● STATED GOAL
Which lines include the word "kotvenou"? Copy each of them.

Start PROVIDED ENTRIES

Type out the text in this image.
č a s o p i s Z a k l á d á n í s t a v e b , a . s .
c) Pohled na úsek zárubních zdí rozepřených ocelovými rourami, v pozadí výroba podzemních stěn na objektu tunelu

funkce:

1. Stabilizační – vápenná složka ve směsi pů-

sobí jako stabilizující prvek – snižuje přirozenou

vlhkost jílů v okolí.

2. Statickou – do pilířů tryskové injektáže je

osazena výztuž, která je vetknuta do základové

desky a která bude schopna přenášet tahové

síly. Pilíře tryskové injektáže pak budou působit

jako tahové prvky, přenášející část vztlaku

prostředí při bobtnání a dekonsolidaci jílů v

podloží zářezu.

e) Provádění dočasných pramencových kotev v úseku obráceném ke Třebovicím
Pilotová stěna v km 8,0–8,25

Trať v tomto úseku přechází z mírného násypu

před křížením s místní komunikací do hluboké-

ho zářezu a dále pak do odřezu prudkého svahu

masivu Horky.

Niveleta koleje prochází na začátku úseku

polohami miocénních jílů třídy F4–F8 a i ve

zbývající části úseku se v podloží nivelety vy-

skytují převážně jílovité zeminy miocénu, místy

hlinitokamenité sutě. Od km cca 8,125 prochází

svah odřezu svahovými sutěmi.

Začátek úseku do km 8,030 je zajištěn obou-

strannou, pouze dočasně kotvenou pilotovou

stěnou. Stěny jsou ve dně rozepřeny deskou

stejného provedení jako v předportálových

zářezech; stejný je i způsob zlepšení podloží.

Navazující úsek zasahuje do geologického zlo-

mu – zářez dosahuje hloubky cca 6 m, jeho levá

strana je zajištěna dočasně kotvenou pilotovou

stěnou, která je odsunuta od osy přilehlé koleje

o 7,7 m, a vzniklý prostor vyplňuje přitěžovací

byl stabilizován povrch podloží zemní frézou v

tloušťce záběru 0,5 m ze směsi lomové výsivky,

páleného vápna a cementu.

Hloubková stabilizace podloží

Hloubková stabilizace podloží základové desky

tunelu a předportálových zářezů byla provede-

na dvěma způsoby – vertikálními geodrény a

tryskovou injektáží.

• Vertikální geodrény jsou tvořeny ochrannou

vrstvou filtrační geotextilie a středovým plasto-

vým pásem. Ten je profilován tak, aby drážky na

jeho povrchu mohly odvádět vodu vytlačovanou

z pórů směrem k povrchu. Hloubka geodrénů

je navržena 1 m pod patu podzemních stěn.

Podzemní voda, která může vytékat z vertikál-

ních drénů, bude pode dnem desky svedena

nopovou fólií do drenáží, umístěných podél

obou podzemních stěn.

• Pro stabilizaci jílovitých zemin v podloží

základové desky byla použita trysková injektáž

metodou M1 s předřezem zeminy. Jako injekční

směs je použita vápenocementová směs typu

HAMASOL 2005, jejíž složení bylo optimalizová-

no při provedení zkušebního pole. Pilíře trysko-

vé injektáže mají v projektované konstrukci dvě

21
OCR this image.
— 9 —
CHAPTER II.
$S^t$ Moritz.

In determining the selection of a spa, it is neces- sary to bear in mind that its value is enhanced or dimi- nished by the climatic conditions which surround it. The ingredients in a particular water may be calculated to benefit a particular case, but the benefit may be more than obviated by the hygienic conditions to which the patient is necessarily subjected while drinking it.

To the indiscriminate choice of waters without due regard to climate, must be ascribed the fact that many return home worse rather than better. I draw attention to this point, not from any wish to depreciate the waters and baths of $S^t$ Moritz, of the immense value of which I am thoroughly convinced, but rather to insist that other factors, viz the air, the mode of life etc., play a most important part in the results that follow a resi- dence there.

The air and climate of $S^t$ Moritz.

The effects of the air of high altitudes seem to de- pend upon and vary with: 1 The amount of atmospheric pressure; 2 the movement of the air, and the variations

End PROVIDED ENTRIES

● TASK OUTPUT
strannou, pouze dočasně kotvenou pilotovou
strana je zajištěna dočasně kotvenou pilotovou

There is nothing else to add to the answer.